WHAT YOU NEED TO DO:
Copy out each line of the material below with no changes.

───── INPUT RECORDS

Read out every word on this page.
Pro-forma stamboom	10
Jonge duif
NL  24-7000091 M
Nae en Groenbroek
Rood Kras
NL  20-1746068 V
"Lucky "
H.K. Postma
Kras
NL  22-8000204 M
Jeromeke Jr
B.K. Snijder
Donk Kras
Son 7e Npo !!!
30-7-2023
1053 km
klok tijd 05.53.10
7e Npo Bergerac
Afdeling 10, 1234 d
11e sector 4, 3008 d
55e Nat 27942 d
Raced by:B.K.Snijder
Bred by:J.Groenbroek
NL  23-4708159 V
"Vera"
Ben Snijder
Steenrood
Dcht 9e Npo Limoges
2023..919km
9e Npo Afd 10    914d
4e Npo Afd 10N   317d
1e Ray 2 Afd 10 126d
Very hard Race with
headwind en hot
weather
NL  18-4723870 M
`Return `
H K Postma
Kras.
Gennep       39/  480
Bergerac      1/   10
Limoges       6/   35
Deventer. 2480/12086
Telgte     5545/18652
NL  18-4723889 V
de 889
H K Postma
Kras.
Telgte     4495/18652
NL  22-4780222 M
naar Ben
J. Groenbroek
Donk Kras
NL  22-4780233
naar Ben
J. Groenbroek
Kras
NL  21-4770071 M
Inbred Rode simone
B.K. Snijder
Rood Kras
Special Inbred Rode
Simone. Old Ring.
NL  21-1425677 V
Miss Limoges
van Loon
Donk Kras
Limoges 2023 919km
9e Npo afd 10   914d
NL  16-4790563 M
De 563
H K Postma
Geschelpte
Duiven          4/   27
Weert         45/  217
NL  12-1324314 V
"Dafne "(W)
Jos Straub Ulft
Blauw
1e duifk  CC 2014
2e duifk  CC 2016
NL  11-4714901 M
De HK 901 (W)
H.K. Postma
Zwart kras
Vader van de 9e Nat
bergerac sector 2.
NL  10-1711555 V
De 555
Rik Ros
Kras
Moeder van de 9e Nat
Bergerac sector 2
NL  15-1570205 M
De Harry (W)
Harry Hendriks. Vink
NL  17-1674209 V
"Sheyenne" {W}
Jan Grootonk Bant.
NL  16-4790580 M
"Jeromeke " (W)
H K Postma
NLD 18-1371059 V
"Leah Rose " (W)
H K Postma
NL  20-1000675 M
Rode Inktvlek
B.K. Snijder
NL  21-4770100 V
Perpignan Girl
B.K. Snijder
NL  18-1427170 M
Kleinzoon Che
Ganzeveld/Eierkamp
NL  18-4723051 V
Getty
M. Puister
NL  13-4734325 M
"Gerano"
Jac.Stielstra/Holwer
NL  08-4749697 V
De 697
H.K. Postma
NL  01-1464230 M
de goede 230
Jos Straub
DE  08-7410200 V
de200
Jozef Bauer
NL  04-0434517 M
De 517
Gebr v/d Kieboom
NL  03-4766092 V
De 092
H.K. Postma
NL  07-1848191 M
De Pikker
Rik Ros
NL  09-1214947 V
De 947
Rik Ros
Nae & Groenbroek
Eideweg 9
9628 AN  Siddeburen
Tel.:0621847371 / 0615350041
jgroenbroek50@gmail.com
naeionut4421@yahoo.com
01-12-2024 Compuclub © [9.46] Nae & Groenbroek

──────────

RESULT OF THE EXERCISE:
Read out every word on this page.
Pro-forma stamboom	10
Jonge duif
NL  24-7000091 M
Nae en Groenbroek
Rood Kras
NL  20-1746068 V
"Lucky "
H.K. Postma
Kras
NL  22-8000204 M
Jeromeke Jr
B.K. Snijder
Donk Kras
Son 7e Npo !!!
30-7-2023
1053 km
klok tijd 05.53.10
7e Npo Bergerac
Afdeling 10, 1234 d
11e sector 4, 3008 d
55e Nat 27942 d
Raced by:B.K.Snijder
Bred by:J.Groenbroek
NL  23-4708159 V
"Vera"
Ben Snijder
Steenrood
Dcht 9e Npo Limoges
2023..919km
9e Npo Afd 10    914d
4e Npo Afd 10N   317d
1e Ray 2 Afd 10 126d
Very hard Race with
headwind en hot
weather
NL  18-4723870 M
`Return `
H K Postma
Kras.
Gennep       39/  480
Bergerac      1/   10
Limoges       6/   35
Deventer. 2480/12086
Telgte     5545/18652
NL  18-4723889 V
de 889
H K Postma
Kras.
Telgte     4495/18652
NL  22-4780222 M
naar Ben
J. Groenbroek
Donk Kras
NL  22-4780233
naar Ben
J. Groenbroek
Kras
NL  21-4770071 M
Inbred Rode simone
B.K. Snijder
Rood Kras
Special Inbred Rode
Simone. Old Ring.
NL  21-1425677 V
Miss Limoges
van Loon
Donk Kras
Limoges 2023 919km
9e Npo afd 10   914d
NL  16-4790563 M
De 563
H K Postma
Geschelpte
Duiven          4/   27
Weert         45/  217
NL  12-1324314 V
"Dafne "(W)
Jos Straub Ulft
Blauw
1e duifk  CC 2014
2e duifk  CC 2016
NL  11-4714901 M
De HK 901 (W)
H.K. Postma
Zwart kras
Vader van de 9e Nat
bergerac sector 2.
NL  10-1711555 V
De 555
Rik Ros
Kras
Moeder van de 9e Nat
Bergerac sector 2
NL  15-1570205 M
De Harry (W)
Harry Hendriks. Vink
NL  17-1674209 V
"Sheyenne" {W}
Jan Grootonk Bant.
NL  16-4790580 M
"Jeromeke " (W)
H K Postma
NLD 18-1371059 V
"Leah Rose " (W)
H K Postma
NL  20-1000675 M
Rode Inktvlek
B.K. Snijder
NL  21-4770100 V
Perpignan Girl
B.K. Snijder
NL  18-1427170 M
Kleinzoon Che
Ganzeveld/Eierkamp
NL  18-4723051 V
Getty
M. Puister
NL  13-4734325 M
"Gerano"
Jac.Stielstra/Holwer
NL  08-4749697 V
De 697
H.K. Postma
NL  01-1464230 M
de goede 230
Jos Straub
DE  08-7410200 V
de200
Jozef Bauer
NL  04-0434517 M
De 517
Gebr v/d Kieboom
NL  03-4766092 V
De 092
H.K. Postma
NL  07-1848191 M
De Pikker
Rik Ros
NL  09-1214947 V
De 947
Rik Ros
Nae & Groenbroek
Eideweg 9
9628 AN  Siddeburen
Tel.:0621847371 / 0615350041
jgroenbroek50@gmail.com
naeionut4421@yahoo.com
01-12-2024 Compuclub © [9.46] Nae & Groenbroek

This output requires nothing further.